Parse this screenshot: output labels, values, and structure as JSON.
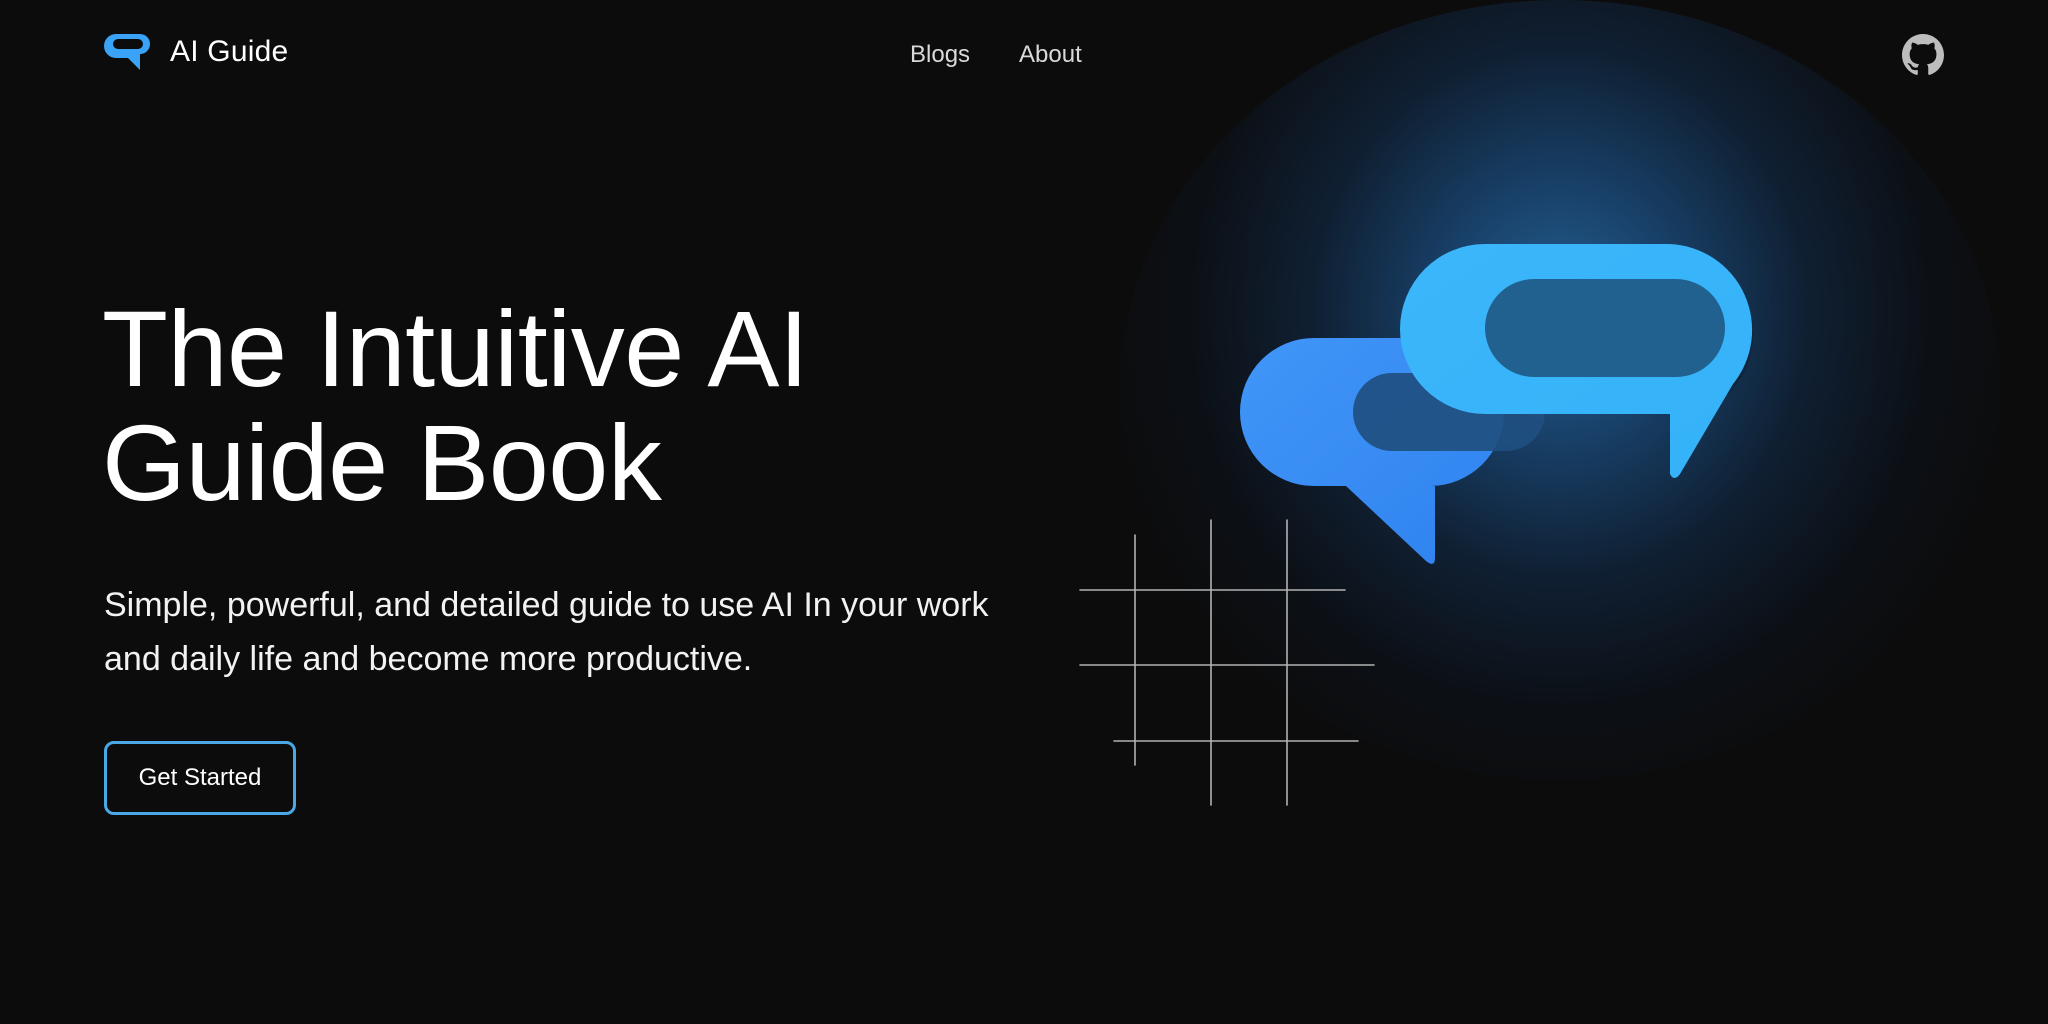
{
  "header": {
    "brand_name": "AI Guide",
    "logo_icon": "chat-bubble-icon",
    "nav": [
      {
        "label": "Blogs"
      },
      {
        "label": "About"
      }
    ],
    "github_icon": "github-icon"
  },
  "hero": {
    "title_line_1": "The Intuitive AI",
    "title_line_2": "Guide Book",
    "subtitle": "Simple, powerful, and detailed guide to use AI In your work and daily life and become more productive.",
    "cta_label": "Get Started"
  },
  "illustration": {
    "icon": "chat-bubbles-icon",
    "decoration": "grid-lines",
    "colors": {
      "bubble_front": "#3aa3f8",
      "bubble_back": "#3b8ff5",
      "glow": "#2a6fa8",
      "grid": "#cfcfcf",
      "accent": "#4aa8e6",
      "background": "#0c0c0d"
    }
  }
}
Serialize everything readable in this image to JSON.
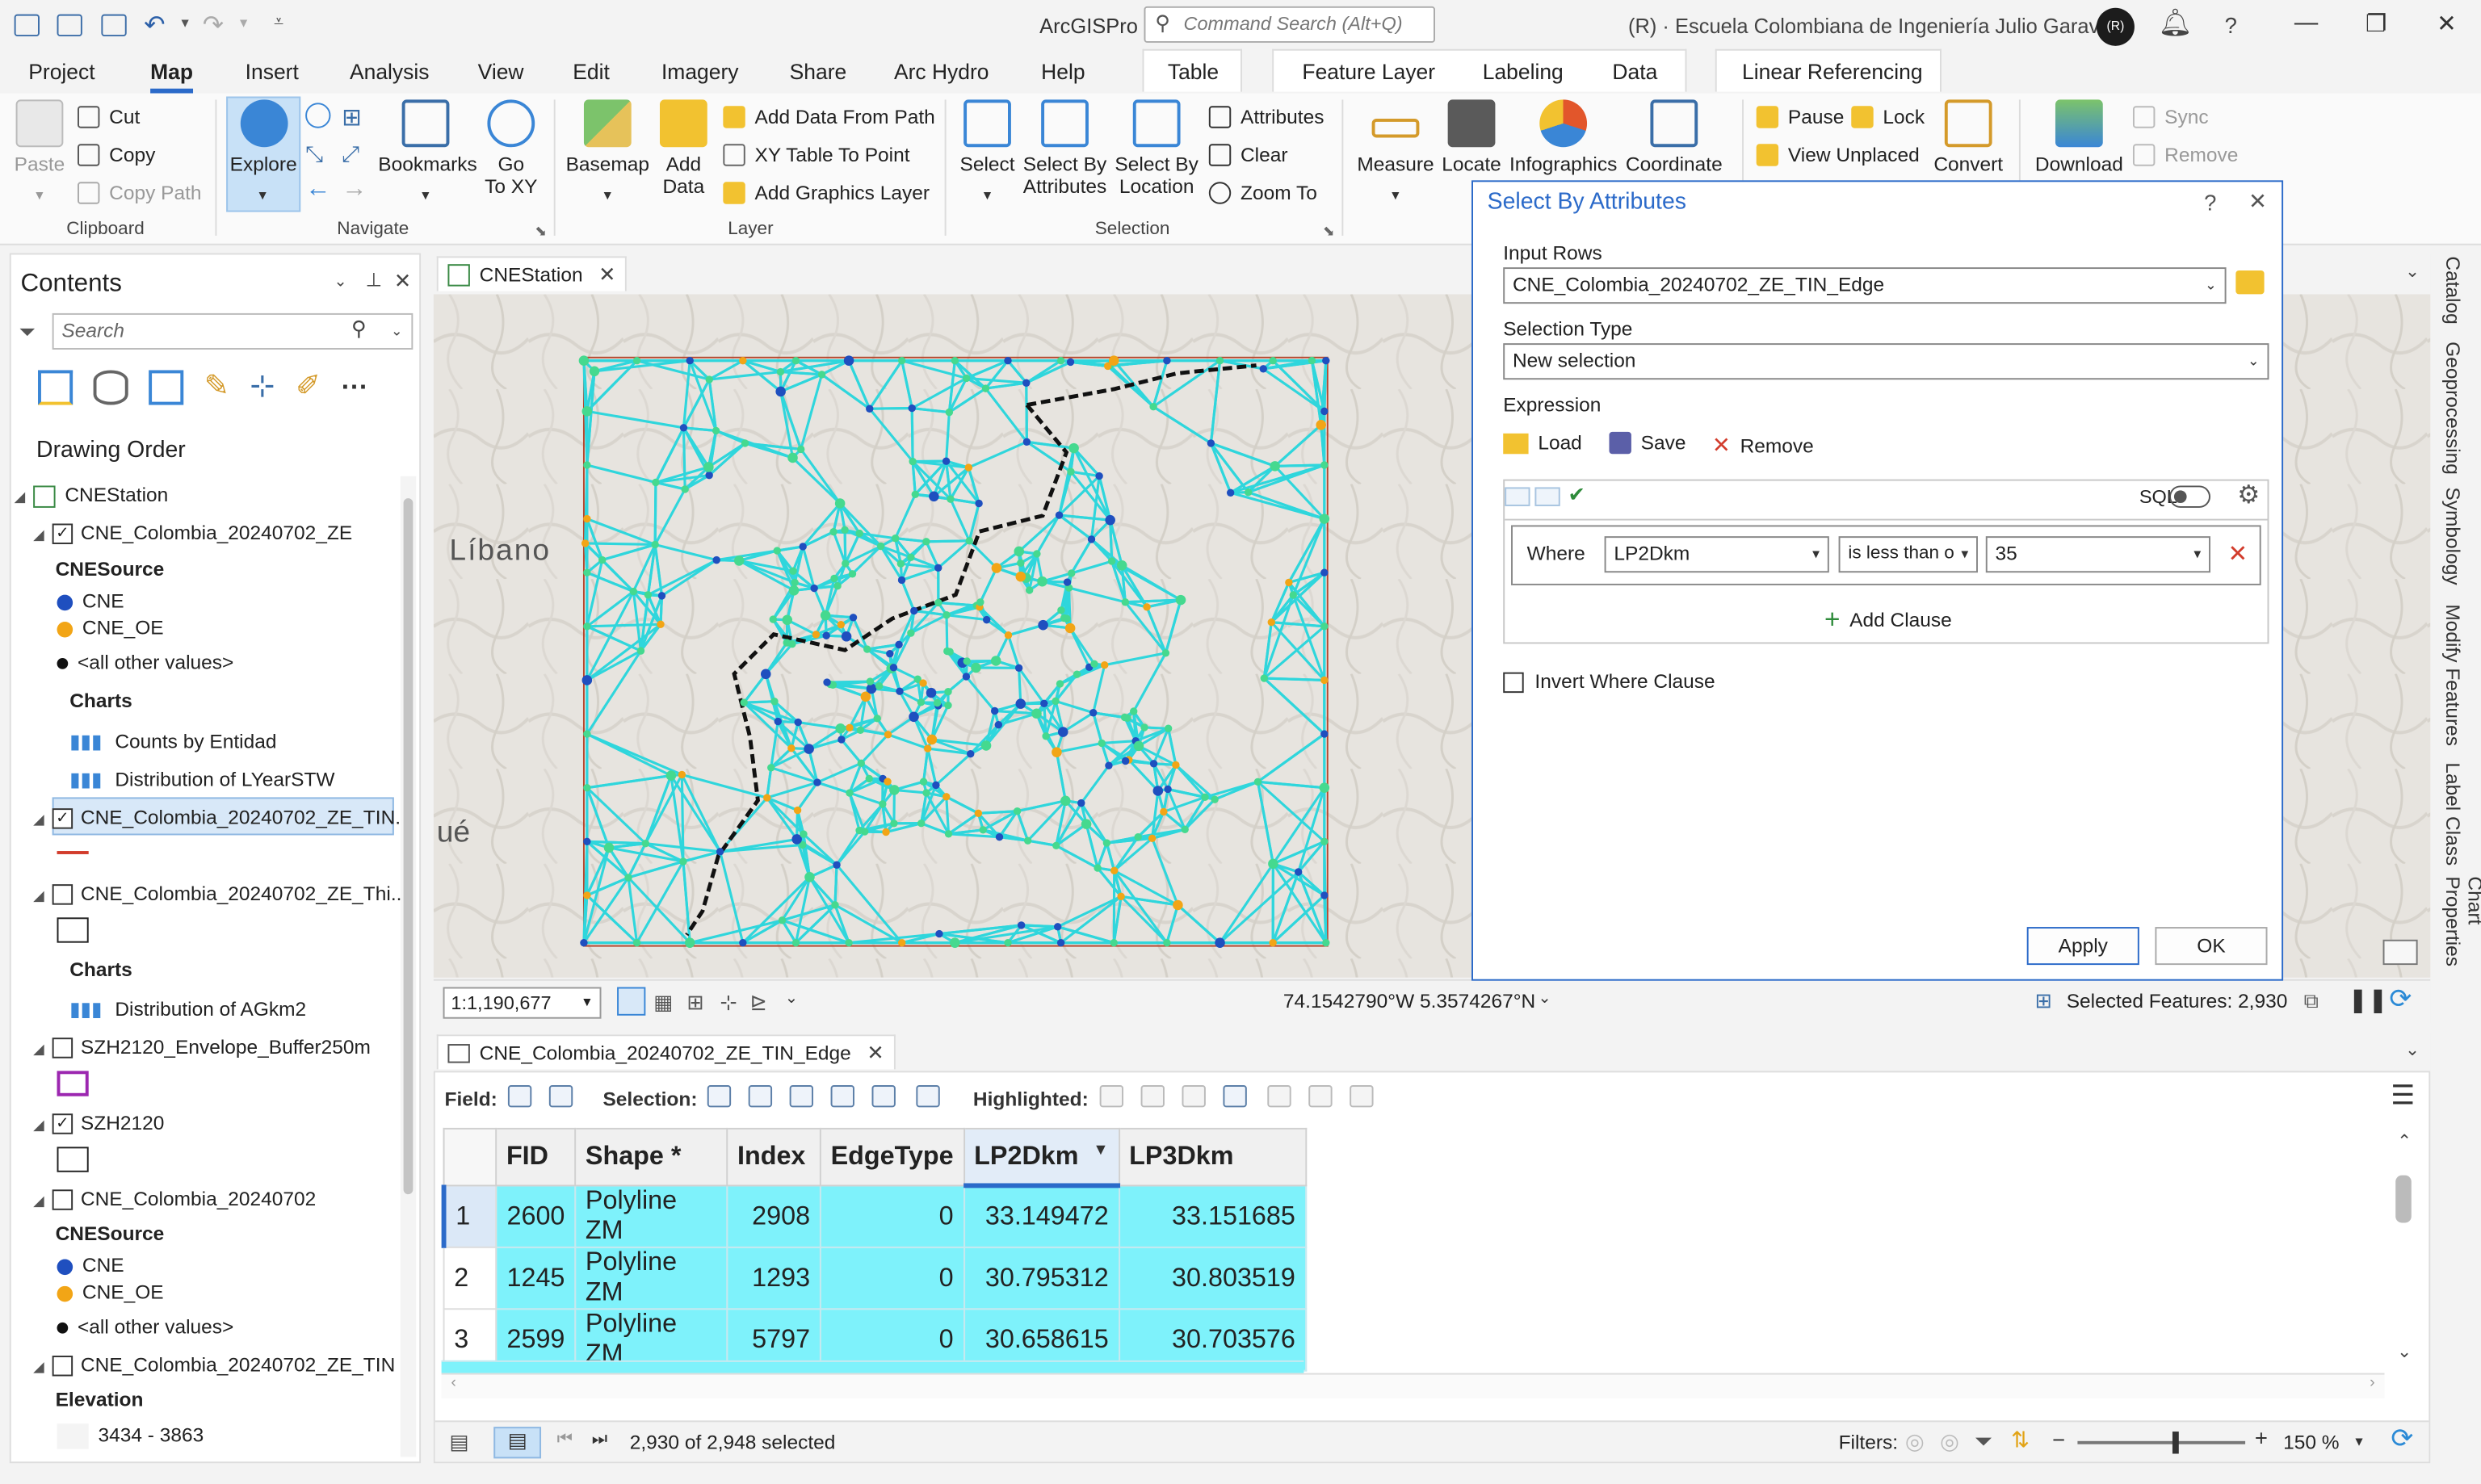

Task description: Every line of the data above should be quoted exactly. Omit the pictures.

Reply:
Parse this screenshot: output labels, values, and structure as JSON.
{
  "header": {
    "brand_name": "AI Guide",
    "logo_icon": "chat-bubble-icon",
    "nav": [
      {
        "label": "Blogs"
      },
      {
        "label": "About"
      }
    ],
    "github_icon": "github-icon"
  },
  "hero": {
    "title_line_1": "The Intuitive AI",
    "title_line_2": "Guide Book",
    "subtitle": "Simple, powerful, and detailed guide to use AI In your work and daily life and become more productive.",
    "cta_label": "Get Started"
  },
  "illustration": {
    "icon": "chat-bubbles-icon",
    "decoration": "grid-lines",
    "colors": {
      "bubble_front": "#3aa3f8",
      "bubble_back": "#3b8ff5",
      "glow": "#2a6fa8",
      "grid": "#cfcfcf",
      "accent": "#4aa8e6",
      "background": "#0c0c0d"
    }
  }
}
Serialize everything readable in this image to JSON.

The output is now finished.